Reproduce every record below exactly as it appears.

— START Data for processing —

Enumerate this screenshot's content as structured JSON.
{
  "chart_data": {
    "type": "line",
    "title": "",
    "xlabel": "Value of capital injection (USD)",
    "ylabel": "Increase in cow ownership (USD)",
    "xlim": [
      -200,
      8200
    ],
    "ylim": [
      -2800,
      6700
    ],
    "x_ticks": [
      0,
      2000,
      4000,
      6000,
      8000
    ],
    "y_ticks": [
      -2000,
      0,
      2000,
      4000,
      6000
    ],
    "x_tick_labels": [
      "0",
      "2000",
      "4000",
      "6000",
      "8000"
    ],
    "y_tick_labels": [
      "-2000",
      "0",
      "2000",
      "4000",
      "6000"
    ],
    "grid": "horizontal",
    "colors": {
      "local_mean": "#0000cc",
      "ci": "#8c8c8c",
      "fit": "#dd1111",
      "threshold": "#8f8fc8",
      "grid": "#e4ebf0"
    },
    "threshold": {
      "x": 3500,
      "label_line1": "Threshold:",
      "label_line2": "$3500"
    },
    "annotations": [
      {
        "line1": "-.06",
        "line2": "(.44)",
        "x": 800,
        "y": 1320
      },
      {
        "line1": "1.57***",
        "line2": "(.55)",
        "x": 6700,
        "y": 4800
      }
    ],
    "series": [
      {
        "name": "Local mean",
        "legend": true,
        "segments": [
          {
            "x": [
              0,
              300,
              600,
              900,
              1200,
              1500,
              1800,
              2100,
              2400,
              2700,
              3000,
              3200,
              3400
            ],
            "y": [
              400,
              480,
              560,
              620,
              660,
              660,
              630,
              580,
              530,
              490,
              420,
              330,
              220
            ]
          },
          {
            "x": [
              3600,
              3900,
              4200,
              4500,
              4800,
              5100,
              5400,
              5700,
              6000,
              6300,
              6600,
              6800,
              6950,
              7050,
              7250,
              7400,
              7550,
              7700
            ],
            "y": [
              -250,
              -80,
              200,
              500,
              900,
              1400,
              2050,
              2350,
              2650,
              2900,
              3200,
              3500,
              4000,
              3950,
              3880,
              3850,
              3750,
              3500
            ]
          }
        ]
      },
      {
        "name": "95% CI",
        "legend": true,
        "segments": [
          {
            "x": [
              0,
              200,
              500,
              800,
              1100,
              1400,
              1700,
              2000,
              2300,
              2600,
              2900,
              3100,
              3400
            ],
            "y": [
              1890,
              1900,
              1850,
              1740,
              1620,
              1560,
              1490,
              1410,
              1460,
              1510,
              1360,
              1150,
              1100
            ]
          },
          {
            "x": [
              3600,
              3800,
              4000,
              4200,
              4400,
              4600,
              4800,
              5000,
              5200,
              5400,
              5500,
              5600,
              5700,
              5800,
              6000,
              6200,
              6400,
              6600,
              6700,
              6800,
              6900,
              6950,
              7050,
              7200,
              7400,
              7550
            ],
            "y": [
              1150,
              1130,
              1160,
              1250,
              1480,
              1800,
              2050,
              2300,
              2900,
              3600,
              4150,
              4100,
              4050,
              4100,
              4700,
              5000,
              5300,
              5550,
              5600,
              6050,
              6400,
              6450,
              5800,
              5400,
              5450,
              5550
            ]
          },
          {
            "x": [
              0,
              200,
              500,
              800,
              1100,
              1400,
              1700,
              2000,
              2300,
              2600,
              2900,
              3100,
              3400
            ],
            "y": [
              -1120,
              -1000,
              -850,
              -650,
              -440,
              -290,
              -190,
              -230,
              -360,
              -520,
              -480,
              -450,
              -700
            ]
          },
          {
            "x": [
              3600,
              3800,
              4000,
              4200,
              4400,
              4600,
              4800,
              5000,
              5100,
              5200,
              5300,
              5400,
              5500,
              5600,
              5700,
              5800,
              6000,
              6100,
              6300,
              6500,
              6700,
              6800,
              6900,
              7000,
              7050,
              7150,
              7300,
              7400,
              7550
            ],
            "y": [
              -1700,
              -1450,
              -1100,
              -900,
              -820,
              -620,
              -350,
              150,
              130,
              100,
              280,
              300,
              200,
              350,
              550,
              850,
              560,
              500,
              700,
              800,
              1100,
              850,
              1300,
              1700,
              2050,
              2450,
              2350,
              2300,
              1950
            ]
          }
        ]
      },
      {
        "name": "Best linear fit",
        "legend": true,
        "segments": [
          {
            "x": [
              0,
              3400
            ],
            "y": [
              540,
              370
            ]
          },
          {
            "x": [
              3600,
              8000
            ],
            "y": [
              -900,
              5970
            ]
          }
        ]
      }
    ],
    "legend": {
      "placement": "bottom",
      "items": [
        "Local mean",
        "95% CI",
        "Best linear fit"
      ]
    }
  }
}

— END Data for processing —

• _Exercise response_
Enumerate this screenshot's content as structured JSON.
{
  "chart_data": {
    "type": "line",
    "title": "",
    "xlabel": "Value of capital injection (USD)",
    "ylabel": "Increase in cow ownership (USD)",
    "xlim": [
      -200,
      8200
    ],
    "ylim": [
      -2800,
      6700
    ],
    "x_ticks": [
      0,
      2000,
      4000,
      6000,
      8000
    ],
    "y_ticks": [
      -2000,
      0,
      2000,
      4000,
      6000
    ],
    "x_tick_labels": [
      "0",
      "2000",
      "4000",
      "6000",
      "8000"
    ],
    "y_tick_labels": [
      "-2000",
      "0",
      "2000",
      "4000",
      "6000"
    ],
    "grid": "horizontal",
    "colors": {
      "local_mean": "#0000cc",
      "ci": "#8c8c8c",
      "fit": "#dd1111",
      "threshold": "#8f8fc8",
      "grid": "#e4ebf0"
    },
    "threshold": {
      "x": 3500,
      "label_line1": "Threshold:",
      "label_line2": "$3500"
    },
    "annotations": [
      {
        "line1": "-.06",
        "line2": "(.44)",
        "x": 800,
        "y": 1320
      },
      {
        "line1": "1.57***",
        "line2": "(.55)",
        "x": 6700,
        "y": 4800
      }
    ],
    "series": [
      {
        "name": "Local mean",
        "legend": true,
        "segments": [
          {
            "x": [
              0,
              300,
              600,
              900,
              1200,
              1500,
              1800,
              2100,
              2400,
              2700,
              3000,
              3200,
              3400
            ],
            "y": [
              400,
              480,
              560,
              620,
              660,
              660,
              630,
              580,
              530,
              490,
              420,
              330,
              220
            ]
          },
          {
            "x": [
              3600,
              3900,
              4200,
              4500,
              4800,
              5100,
              5400,
              5700,
              6000,
              6300,
              6600,
              6800,
              6950,
              7050,
              7250,
              7400,
              7550,
              7700
            ],
            "y": [
              -250,
              -80,
              200,
              500,
              900,
              1400,
              2050,
              2350,
              2650,
              2900,
              3200,
              3500,
              4000,
              3950,
              3880,
              3850,
              3750,
              3500
            ]
          }
        ]
      },
      {
        "name": "95% CI",
        "legend": true,
        "segments": [
          {
            "x": [
              0,
              200,
              500,
              800,
              1100,
              1400,
              1700,
              2000,
              2300,
              2600,
              2900,
              3100,
              3400
            ],
            "y": [
              1890,
              1900,
              1850,
              1740,
              1620,
              1560,
              1490,
              1410,
              1460,
              1510,
              1360,
              1150,
              1100
            ]
          },
          {
            "x": [
              3600,
              3800,
              4000,
              4200,
              4400,
              4600,
              4800,
              5000,
              5200,
              5400,
              5500,
              5600,
              5700,
              5800,
              6000,
              6200,
              6400,
              6600,
              6700,
              6800,
              6900,
              6950,
              7050,
              7200,
              7400,
              7550
            ],
            "y": [
              1150,
              1130,
              1160,
              1250,
              1480,
              1800,
              2050,
              2300,
              2900,
              3600,
              4150,
              4100,
              4050,
              4100,
              4700,
              5000,
              5300,
              5550,
              5600,
              6050,
              6400,
              6450,
              5800,
              5400,
              5450,
              5550
            ]
          },
          {
            "x": [
              0,
              200,
              500,
              800,
              1100,
              1400,
              1700,
              2000,
              2300,
              2600,
              2900,
              3100,
              3400
            ],
            "y": [
              -1120,
              -1000,
              -850,
              -650,
              -440,
              -290,
              -190,
              -230,
              -360,
              -520,
              -480,
              -450,
              -700
            ]
          },
          {
            "x": [
              3600,
              3800,
              4000,
              4200,
              4400,
              4600,
              4800,
              5000,
              5100,
              5200,
              5300,
              5400,
              5500,
              5600,
              5700,
              5800,
              6000,
              6100,
              6300,
              6500,
              6700,
              6800,
              6900,
              7000,
              7050,
              7150,
              7300,
              7400,
              7550
            ],
            "y": [
              -1700,
              -1450,
              -1100,
              -900,
              -820,
              -620,
              -350,
              150,
              130,
              100,
              280,
              300,
              200,
              350,
              550,
              850,
              560,
              500,
              700,
              800,
              1100,
              850,
              1300,
              1700,
              2050,
              2450,
              2350,
              2300,
              1950
            ]
          }
        ]
      },
      {
        "name": "Best linear fit",
        "legend": true,
        "segments": [
          {
            "x": [
              0,
              3400
            ],
            "y": [
              540,
              370
            ]
          },
          {
            "x": [
              3600,
              8000
            ],
            "y": [
              -900,
              5970
            ]
          }
        ]
      }
    ],
    "legend": {
      "placement": "bottom",
      "items": [
        "Local mean",
        "95% CI",
        "Best linear fit"
      ]
    }
  }
}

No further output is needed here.